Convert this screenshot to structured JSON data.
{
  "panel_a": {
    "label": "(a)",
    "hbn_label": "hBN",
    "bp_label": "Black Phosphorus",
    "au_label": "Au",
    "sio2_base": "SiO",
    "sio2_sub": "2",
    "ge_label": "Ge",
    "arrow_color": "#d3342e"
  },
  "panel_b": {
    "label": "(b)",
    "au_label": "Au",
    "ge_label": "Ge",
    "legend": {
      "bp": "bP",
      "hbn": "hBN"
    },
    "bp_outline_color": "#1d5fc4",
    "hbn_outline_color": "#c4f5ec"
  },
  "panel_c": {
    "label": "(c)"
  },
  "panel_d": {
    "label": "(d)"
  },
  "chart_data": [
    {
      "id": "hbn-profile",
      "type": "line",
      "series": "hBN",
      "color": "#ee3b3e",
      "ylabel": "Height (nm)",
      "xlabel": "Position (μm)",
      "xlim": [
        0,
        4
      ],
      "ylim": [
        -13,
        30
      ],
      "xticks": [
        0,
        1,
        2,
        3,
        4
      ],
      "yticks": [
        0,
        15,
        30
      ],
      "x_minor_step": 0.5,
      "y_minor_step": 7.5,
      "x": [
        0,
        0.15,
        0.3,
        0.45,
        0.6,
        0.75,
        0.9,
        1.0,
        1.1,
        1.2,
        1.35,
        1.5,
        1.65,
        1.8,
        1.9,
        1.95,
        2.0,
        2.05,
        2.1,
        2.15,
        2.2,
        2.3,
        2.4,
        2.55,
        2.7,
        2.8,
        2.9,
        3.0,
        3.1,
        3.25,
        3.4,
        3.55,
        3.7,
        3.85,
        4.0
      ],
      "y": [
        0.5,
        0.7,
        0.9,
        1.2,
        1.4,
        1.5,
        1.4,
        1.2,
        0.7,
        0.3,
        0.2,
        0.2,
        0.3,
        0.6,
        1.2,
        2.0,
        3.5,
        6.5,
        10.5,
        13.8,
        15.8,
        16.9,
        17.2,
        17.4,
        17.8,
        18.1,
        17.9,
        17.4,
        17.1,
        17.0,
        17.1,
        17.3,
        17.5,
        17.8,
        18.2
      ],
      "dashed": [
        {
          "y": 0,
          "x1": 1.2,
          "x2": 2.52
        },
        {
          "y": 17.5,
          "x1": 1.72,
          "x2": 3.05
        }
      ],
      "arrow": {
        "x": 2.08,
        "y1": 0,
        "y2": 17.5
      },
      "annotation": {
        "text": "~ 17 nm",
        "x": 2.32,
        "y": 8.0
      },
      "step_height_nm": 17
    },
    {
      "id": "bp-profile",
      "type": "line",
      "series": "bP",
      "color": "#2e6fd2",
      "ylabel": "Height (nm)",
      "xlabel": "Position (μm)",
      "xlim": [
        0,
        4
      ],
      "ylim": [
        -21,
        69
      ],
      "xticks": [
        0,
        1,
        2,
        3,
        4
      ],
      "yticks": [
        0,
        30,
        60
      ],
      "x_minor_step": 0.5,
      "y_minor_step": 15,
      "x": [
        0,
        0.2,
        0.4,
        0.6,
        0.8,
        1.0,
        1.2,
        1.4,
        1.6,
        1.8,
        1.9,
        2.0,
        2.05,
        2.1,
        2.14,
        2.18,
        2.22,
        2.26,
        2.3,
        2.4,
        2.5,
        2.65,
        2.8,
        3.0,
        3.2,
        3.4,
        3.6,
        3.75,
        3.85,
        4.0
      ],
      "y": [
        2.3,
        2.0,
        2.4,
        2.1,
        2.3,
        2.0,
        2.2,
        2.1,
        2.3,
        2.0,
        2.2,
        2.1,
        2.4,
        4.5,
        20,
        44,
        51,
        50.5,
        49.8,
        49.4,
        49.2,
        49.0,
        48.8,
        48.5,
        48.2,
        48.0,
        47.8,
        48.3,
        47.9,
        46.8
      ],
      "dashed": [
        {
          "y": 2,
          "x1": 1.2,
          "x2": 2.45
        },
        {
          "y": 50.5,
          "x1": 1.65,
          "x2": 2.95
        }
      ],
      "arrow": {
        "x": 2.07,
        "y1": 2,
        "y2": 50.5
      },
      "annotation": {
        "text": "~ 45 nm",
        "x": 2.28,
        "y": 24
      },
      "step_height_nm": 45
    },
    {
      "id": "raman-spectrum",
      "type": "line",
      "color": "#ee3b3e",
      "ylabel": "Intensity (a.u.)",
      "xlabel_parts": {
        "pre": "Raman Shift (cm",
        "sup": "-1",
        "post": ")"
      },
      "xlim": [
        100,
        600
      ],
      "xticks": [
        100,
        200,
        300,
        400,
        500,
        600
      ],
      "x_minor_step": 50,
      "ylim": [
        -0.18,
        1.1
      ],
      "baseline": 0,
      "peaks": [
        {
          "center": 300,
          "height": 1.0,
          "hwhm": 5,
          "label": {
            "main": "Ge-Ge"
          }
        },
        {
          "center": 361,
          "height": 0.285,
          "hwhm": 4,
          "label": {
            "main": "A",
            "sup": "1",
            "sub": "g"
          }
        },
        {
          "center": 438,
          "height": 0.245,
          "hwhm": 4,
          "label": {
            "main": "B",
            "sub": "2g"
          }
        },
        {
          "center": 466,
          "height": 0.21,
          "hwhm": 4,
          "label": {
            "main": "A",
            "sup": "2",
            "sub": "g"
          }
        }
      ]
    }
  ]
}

┄┄┄┄┄┄

Restate the whole listing exactly, leaving out nothing.

Convert this screenshot to structured JSON data.
{
  "panel_a": {
    "label": "(a)",
    "hbn_label": "hBN",
    "bp_label": "Black Phosphorus",
    "au_label": "Au",
    "sio2_base": "SiO",
    "sio2_sub": "2",
    "ge_label": "Ge",
    "arrow_color": "#d3342e"
  },
  "panel_b": {
    "label": "(b)",
    "au_label": "Au",
    "ge_label": "Ge",
    "legend": {
      "bp": "bP",
      "hbn": "hBN"
    },
    "bp_outline_color": "#1d5fc4",
    "hbn_outline_color": "#c4f5ec"
  },
  "panel_c": {
    "label": "(c)"
  },
  "panel_d": {
    "label": "(d)"
  },
  "chart_data": [
    {
      "id": "hbn-profile",
      "type": "line",
      "series": "hBN",
      "color": "#ee3b3e",
      "ylabel": "Height (nm)",
      "xlabel": "Position (μm)",
      "xlim": [
        0,
        4
      ],
      "ylim": [
        -13,
        30
      ],
      "xticks": [
        0,
        1,
        2,
        3,
        4
      ],
      "yticks": [
        0,
        15,
        30
      ],
      "x_minor_step": 0.5,
      "y_minor_step": 7.5,
      "x": [
        0,
        0.15,
        0.3,
        0.45,
        0.6,
        0.75,
        0.9,
        1.0,
        1.1,
        1.2,
        1.35,
        1.5,
        1.65,
        1.8,
        1.9,
        1.95,
        2.0,
        2.05,
        2.1,
        2.15,
        2.2,
        2.3,
        2.4,
        2.55,
        2.7,
        2.8,
        2.9,
        3.0,
        3.1,
        3.25,
        3.4,
        3.55,
        3.7,
        3.85,
        4.0
      ],
      "y": [
        0.5,
        0.7,
        0.9,
        1.2,
        1.4,
        1.5,
        1.4,
        1.2,
        0.7,
        0.3,
        0.2,
        0.2,
        0.3,
        0.6,
        1.2,
        2.0,
        3.5,
        6.5,
        10.5,
        13.8,
        15.8,
        16.9,
        17.2,
        17.4,
        17.8,
        18.1,
        17.9,
        17.4,
        17.1,
        17.0,
        17.1,
        17.3,
        17.5,
        17.8,
        18.2
      ],
      "dashed": [
        {
          "y": 0,
          "x1": 1.2,
          "x2": 2.52
        },
        {
          "y": 17.5,
          "x1": 1.72,
          "x2": 3.05
        }
      ],
      "arrow": {
        "x": 2.08,
        "y1": 0,
        "y2": 17.5
      },
      "annotation": {
        "text": "~ 17 nm",
        "x": 2.32,
        "y": 8.0
      },
      "step_height_nm": 17
    },
    {
      "id": "bp-profile",
      "type": "line",
      "series": "bP",
      "color": "#2e6fd2",
      "ylabel": "Height (nm)",
      "xlabel": "Position (μm)",
      "xlim": [
        0,
        4
      ],
      "ylim": [
        -21,
        69
      ],
      "xticks": [
        0,
        1,
        2,
        3,
        4
      ],
      "yticks": [
        0,
        30,
        60
      ],
      "x_minor_step": 0.5,
      "y_minor_step": 15,
      "x": [
        0,
        0.2,
        0.4,
        0.6,
        0.8,
        1.0,
        1.2,
        1.4,
        1.6,
        1.8,
        1.9,
        2.0,
        2.05,
        2.1,
        2.14,
        2.18,
        2.22,
        2.26,
        2.3,
        2.4,
        2.5,
        2.65,
        2.8,
        3.0,
        3.2,
        3.4,
        3.6,
        3.75,
        3.85,
        4.0
      ],
      "y": [
        2.3,
        2.0,
        2.4,
        2.1,
        2.3,
        2.0,
        2.2,
        2.1,
        2.3,
        2.0,
        2.2,
        2.1,
        2.4,
        4.5,
        20,
        44,
        51,
        50.5,
        49.8,
        49.4,
        49.2,
        49.0,
        48.8,
        48.5,
        48.2,
        48.0,
        47.8,
        48.3,
        47.9,
        46.8
      ],
      "dashed": [
        {
          "y": 2,
          "x1": 1.2,
          "x2": 2.45
        },
        {
          "y": 50.5,
          "x1": 1.65,
          "x2": 2.95
        }
      ],
      "arrow": {
        "x": 2.07,
        "y1": 2,
        "y2": 50.5
      },
      "annotation": {
        "text": "~ 45 nm",
        "x": 2.28,
        "y": 24
      },
      "step_height_nm": 45
    },
    {
      "id": "raman-spectrum",
      "type": "line",
      "color": "#ee3b3e",
      "ylabel": "Intensity (a.u.)",
      "xlabel_parts": {
        "pre": "Raman Shift (cm",
        "sup": "-1",
        "post": ")"
      },
      "xlim": [
        100,
        600
      ],
      "xticks": [
        100,
        200,
        300,
        400,
        500,
        600
      ],
      "x_minor_step": 50,
      "ylim": [
        -0.18,
        1.1
      ],
      "baseline": 0,
      "peaks": [
        {
          "center": 300,
          "height": 1.0,
          "hwhm": 5,
          "label": {
            "main": "Ge-Ge"
          }
        },
        {
          "center": 361,
          "height": 0.285,
          "hwhm": 4,
          "label": {
            "main": "A",
            "sup": "1",
            "sub": "g"
          }
        },
        {
          "center": 438,
          "height": 0.245,
          "hwhm": 4,
          "label": {
            "main": "B",
            "sub": "2g"
          }
        },
        {
          "center": 466,
          "height": 0.21,
          "hwhm": 4,
          "label": {
            "main": "A",
            "sup": "2",
            "sub": "g"
          }
        }
      ]
    }
  ]
}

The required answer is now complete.